- **GOAL**
Make an exact copy of all the entries, but do not reproduce the pictures.

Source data
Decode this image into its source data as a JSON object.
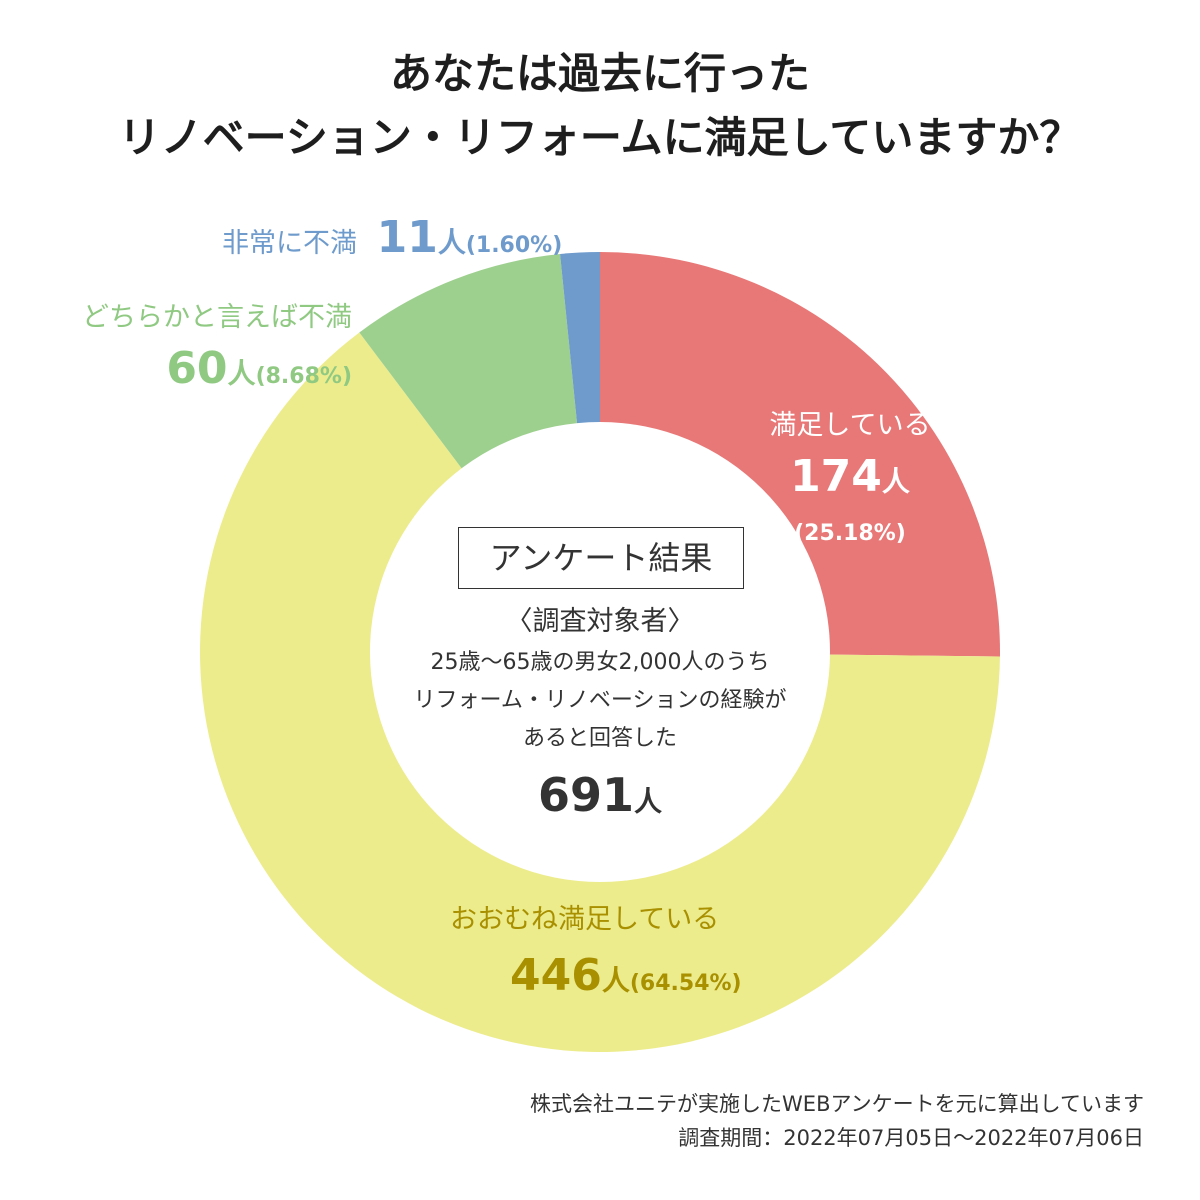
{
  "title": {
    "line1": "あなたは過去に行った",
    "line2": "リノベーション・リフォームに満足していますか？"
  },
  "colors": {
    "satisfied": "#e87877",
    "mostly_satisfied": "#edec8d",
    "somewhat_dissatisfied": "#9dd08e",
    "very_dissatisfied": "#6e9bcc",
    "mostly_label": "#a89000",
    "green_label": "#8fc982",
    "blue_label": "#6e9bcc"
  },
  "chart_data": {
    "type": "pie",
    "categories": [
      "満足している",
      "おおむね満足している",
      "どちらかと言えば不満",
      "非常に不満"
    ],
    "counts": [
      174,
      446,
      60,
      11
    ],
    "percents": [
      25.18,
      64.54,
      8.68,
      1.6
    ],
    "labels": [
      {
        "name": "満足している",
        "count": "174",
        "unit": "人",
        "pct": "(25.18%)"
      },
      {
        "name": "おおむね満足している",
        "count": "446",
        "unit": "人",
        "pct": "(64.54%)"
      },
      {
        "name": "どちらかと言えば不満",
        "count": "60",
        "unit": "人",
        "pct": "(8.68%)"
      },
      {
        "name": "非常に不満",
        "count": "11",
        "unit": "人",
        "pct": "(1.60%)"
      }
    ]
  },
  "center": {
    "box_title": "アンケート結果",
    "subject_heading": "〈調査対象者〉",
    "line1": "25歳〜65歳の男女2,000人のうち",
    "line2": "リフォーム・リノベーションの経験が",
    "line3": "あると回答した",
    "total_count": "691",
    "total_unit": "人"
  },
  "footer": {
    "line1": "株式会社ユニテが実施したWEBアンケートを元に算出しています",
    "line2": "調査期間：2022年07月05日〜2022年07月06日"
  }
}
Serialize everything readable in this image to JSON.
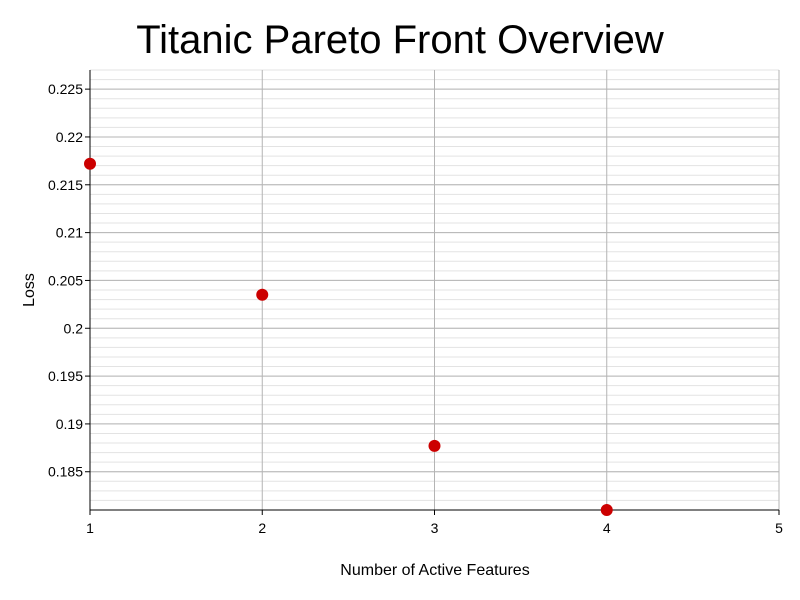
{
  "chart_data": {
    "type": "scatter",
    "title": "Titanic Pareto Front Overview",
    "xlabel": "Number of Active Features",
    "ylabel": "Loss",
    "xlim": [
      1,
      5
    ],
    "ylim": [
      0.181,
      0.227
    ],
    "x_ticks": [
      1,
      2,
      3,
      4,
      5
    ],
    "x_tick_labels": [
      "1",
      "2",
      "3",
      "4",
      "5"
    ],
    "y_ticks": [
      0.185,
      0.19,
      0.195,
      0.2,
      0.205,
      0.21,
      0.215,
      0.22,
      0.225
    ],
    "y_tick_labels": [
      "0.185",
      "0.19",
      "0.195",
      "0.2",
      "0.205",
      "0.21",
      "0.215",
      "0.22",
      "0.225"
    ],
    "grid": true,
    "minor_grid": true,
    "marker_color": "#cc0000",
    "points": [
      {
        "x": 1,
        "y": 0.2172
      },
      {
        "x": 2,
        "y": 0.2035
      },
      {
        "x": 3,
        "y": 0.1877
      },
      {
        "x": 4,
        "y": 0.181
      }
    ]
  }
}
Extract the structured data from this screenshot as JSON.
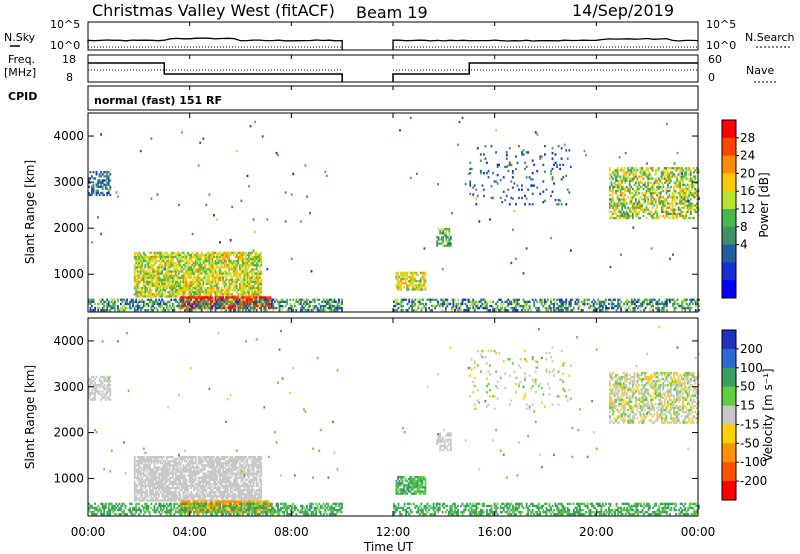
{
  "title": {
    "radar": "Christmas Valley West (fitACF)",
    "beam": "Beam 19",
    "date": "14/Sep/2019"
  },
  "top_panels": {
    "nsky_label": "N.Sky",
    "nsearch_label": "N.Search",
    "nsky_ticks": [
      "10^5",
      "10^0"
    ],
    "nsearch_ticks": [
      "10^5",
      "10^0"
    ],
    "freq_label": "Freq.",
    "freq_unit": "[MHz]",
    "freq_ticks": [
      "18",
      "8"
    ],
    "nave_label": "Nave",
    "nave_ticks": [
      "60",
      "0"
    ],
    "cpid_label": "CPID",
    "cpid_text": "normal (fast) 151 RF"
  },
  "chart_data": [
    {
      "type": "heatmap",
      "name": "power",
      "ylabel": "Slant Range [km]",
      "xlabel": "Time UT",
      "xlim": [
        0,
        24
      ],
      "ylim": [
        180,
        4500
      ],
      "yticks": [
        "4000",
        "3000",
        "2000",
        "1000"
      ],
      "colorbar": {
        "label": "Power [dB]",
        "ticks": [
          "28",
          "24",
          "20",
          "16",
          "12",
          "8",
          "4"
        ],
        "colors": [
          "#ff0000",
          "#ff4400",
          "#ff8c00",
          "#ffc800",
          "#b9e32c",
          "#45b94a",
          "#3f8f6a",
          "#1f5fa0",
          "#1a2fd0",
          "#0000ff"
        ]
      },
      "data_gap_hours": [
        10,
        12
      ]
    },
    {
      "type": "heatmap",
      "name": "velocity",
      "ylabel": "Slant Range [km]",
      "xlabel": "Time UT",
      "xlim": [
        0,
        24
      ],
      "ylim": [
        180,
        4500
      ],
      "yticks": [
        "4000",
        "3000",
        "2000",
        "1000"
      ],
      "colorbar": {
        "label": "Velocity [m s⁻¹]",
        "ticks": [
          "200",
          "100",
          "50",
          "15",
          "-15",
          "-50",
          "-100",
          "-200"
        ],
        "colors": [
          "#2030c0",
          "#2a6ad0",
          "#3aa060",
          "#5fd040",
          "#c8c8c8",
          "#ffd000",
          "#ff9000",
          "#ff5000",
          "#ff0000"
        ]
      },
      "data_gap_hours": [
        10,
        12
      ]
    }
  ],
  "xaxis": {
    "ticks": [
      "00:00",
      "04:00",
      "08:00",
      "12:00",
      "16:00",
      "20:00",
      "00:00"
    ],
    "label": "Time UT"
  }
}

- **COMPLETE ANSWER**
Decode this image into its source data as a JSON object.
{
  "title": {
    "line1": "あなたは過去に行った",
    "line2": "リノベーション・リフォームに満足していますか？"
  },
  "colors": {
    "satisfied": "#e87877",
    "mostly_satisfied": "#edec8d",
    "somewhat_dissatisfied": "#9dd08e",
    "very_dissatisfied": "#6e9bcc",
    "mostly_label": "#a89000",
    "green_label": "#8fc982",
    "blue_label": "#6e9bcc"
  },
  "chart_data": {
    "type": "pie",
    "categories": [
      "満足している",
      "おおむね満足している",
      "どちらかと言えば不満",
      "非常に不満"
    ],
    "counts": [
      174,
      446,
      60,
      11
    ],
    "percents": [
      25.18,
      64.54,
      8.68,
      1.6
    ],
    "labels": [
      {
        "name": "満足している",
        "count": "174",
        "unit": "人",
        "pct": "(25.18%)"
      },
      {
        "name": "おおむね満足している",
        "count": "446",
        "unit": "人",
        "pct": "(64.54%)"
      },
      {
        "name": "どちらかと言えば不満",
        "count": "60",
        "unit": "人",
        "pct": "(8.68%)"
      },
      {
        "name": "非常に不満",
        "count": "11",
        "unit": "人",
        "pct": "(1.60%)"
      }
    ]
  },
  "center": {
    "box_title": "アンケート結果",
    "subject_heading": "〈調査対象者〉",
    "line1": "25歳〜65歳の男女2,000人のうち",
    "line2": "リフォーム・リノベーションの経験が",
    "line3": "あると回答した",
    "total_count": "691",
    "total_unit": "人"
  },
  "footer": {
    "line1": "株式会社ユニテが実施したWEBアンケートを元に算出しています",
    "line2": "調査期間：2022年07月05日〜2022年07月06日"
  }
}
Serialize everything readable in this image to JSON.
{
  "chart_data": {
    "type": "scatter",
    "title": "Titanic Pareto Front Overview",
    "xlabel": "Number of Active Features",
    "ylabel": "Loss",
    "xlim": [
      1,
      5
    ],
    "ylim": [
      0.181,
      0.227
    ],
    "x_ticks": [
      1,
      2,
      3,
      4,
      5
    ],
    "x_tick_labels": [
      "1",
      "2",
      "3",
      "4",
      "5"
    ],
    "y_ticks": [
      0.185,
      0.19,
      0.195,
      0.2,
      0.205,
      0.21,
      0.215,
      0.22,
      0.225
    ],
    "y_tick_labels": [
      "0.185",
      "0.19",
      "0.195",
      "0.2",
      "0.205",
      "0.21",
      "0.215",
      "0.22",
      "0.225"
    ],
    "grid": true,
    "minor_grid": true,
    "marker_color": "#cc0000",
    "points": [
      {
        "x": 1,
        "y": 0.2172
      },
      {
        "x": 2,
        "y": 0.2035
      },
      {
        "x": 3,
        "y": 0.1877
      },
      {
        "x": 4,
        "y": 0.181
      }
    ]
  }
}
Extract the structured data from this screenshot as JSON.
{
  "title": {
    "radar": "Christmas Valley West (fitACF)",
    "beam": "Beam 19",
    "date": "14/Sep/2019"
  },
  "top_panels": {
    "nsky_label": "N.Sky",
    "nsearch_label": "N.Search",
    "nsky_ticks": [
      "10^5",
      "10^0"
    ],
    "nsearch_ticks": [
      "10^5",
      "10^0"
    ],
    "freq_label": "Freq.",
    "freq_unit": "[MHz]",
    "freq_ticks": [
      "18",
      "8"
    ],
    "nave_label": "Nave",
    "nave_ticks": [
      "60",
      "0"
    ],
    "cpid_label": "CPID",
    "cpid_text": "normal (fast) 151 RF"
  },
  "chart_data": [
    {
      "type": "heatmap",
      "name": "power",
      "ylabel": "Slant Range [km]",
      "xlabel": "Time UT",
      "xlim": [
        0,
        24
      ],
      "ylim": [
        180,
        4500
      ],
      "yticks": [
        "4000",
        "3000",
        "2000",
        "1000"
      ],
      "colorbar": {
        "label": "Power [dB]",
        "ticks": [
          "28",
          "24",
          "20",
          "16",
          "12",
          "8",
          "4"
        ],
        "colors": [
          "#ff0000",
          "#ff4400",
          "#ff8c00",
          "#ffc800",
          "#b9e32c",
          "#45b94a",
          "#3f8f6a",
          "#1f5fa0",
          "#1a2fd0",
          "#0000ff"
        ]
      },
      "data_gap_hours": [
        10,
        12
      ]
    },
    {
      "type": "heatmap",
      "name": "velocity",
      "ylabel": "Slant Range [km]",
      "xlabel": "Time UT",
      "xlim": [
        0,
        24
      ],
      "ylim": [
        180,
        4500
      ],
      "yticks": [
        "4000",
        "3000",
        "2000",
        "1000"
      ],
      "colorbar": {
        "label": "Velocity [m s⁻¹]",
        "ticks": [
          "200",
          "100",
          "50",
          "15",
          "-15",
          "-50",
          "-100",
          "-200"
        ],
        "colors": [
          "#2030c0",
          "#2a6ad0",
          "#3aa060",
          "#5fd040",
          "#c8c8c8",
          "#ffd000",
          "#ff9000",
          "#ff5000",
          "#ff0000"
        ]
      },
      "data_gap_hours": [
        10,
        12
      ]
    }
  ],
  "xaxis": {
    "ticks": [
      "00:00",
      "04:00",
      "08:00",
      "12:00",
      "16:00",
      "20:00",
      "00:00"
    ],
    "label": "Time UT"
  }
}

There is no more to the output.